Problem statement
Every record should be repeated exactly, except that pictures are left out.

Listed entries
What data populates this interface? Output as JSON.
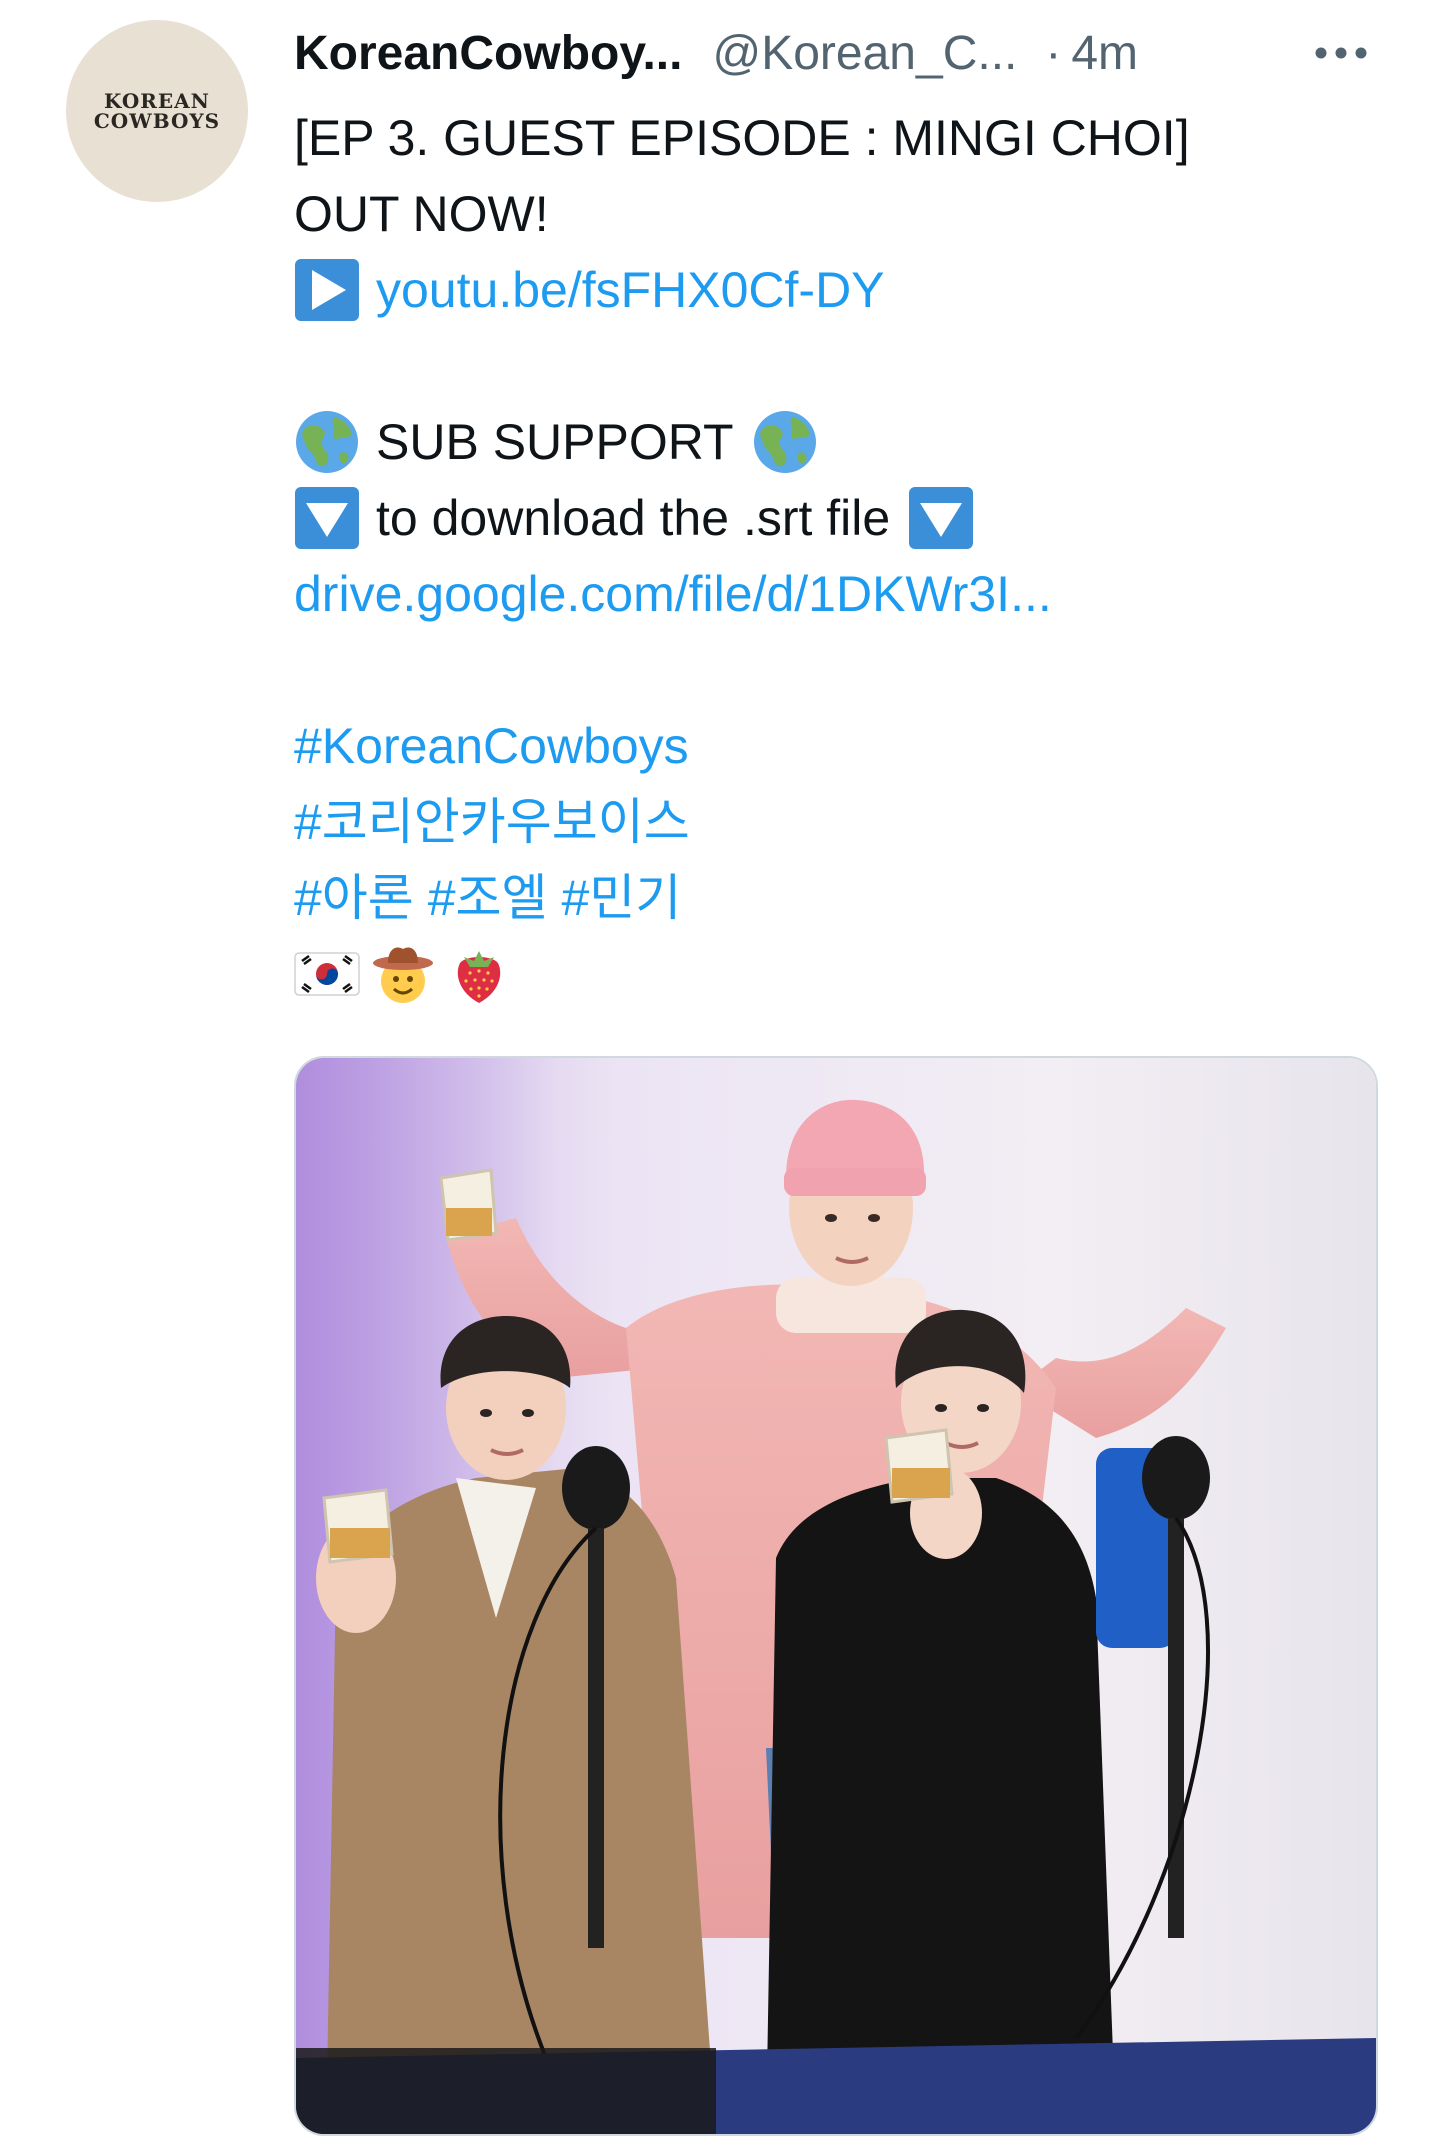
{
  "tweet": {
    "avatar_lines": [
      "KOREAN",
      "COWBOYS"
    ],
    "display_name": "KoreanCowboy...",
    "handle": "@Korean_C...",
    "separator": "·",
    "time": "4m",
    "more_label": "···",
    "lines": {
      "title": "[EP 3. GUEST EPISODE : MINGI CHOI]",
      "out_now": "OUT NOW!",
      "youtube_link": "youtu.be/fsFHX0Cf-DY",
      "sub_support": "SUB SUPPORT",
      "download_text": "to download the .srt file",
      "drive_link": "drive.google.com/file/d/1DKWr3I...",
      "hashtag_1": "#KoreanCowboys",
      "hashtag_2": "#코리안카우보이스",
      "hashtag_3": "#아론",
      "hashtag_4": "#조엘",
      "hashtag_5": "#민기"
    },
    "icons": {
      "play": "play-button-emoji-icon",
      "globe": "globe-americas-emoji-icon",
      "down": "down-arrow-button-emoji-icon",
      "flag": "south-korea-flag-emoji-icon",
      "cowboy": "cowboy-face-emoji-icon",
      "strawberry": "strawberry-emoji-icon"
    },
    "media": {
      "type": "photo"
    },
    "colors": {
      "link": "#1d9bf0",
      "text": "#0f1419",
      "secondary": "#536471",
      "emoji_blue": "#3b8fd9",
      "media_border": "#cfd9de"
    }
  }
}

Exercise output
What data populates this interface? Output as JSON.
{
  "tweet": {
    "avatar_lines": [
      "KOREAN",
      "COWBOYS"
    ],
    "display_name": "KoreanCowboy...",
    "handle": "@Korean_C...",
    "separator": "·",
    "time": "4m",
    "more_label": "···",
    "lines": {
      "title": "[EP 3. GUEST EPISODE : MINGI CHOI]",
      "out_now": "OUT NOW!",
      "youtube_link": "youtu.be/fsFHX0Cf-DY",
      "sub_support": "SUB SUPPORT",
      "download_text": "to download the .srt file",
      "drive_link": "drive.google.com/file/d/1DKWr3I...",
      "hashtag_1": "#KoreanCowboys",
      "hashtag_2": "#코리안카우보이스",
      "hashtag_3": "#아론",
      "hashtag_4": "#조엘",
      "hashtag_5": "#민기"
    },
    "icons": {
      "play": "play-button-emoji-icon",
      "globe": "globe-americas-emoji-icon",
      "down": "down-arrow-button-emoji-icon",
      "flag": "south-korea-flag-emoji-icon",
      "cowboy": "cowboy-face-emoji-icon",
      "strawberry": "strawberry-emoji-icon"
    },
    "media": {
      "type": "photo"
    },
    "colors": {
      "link": "#1d9bf0",
      "text": "#0f1419",
      "secondary": "#536471",
      "emoji_blue": "#3b8fd9",
      "media_border": "#cfd9de"
    }
  }
}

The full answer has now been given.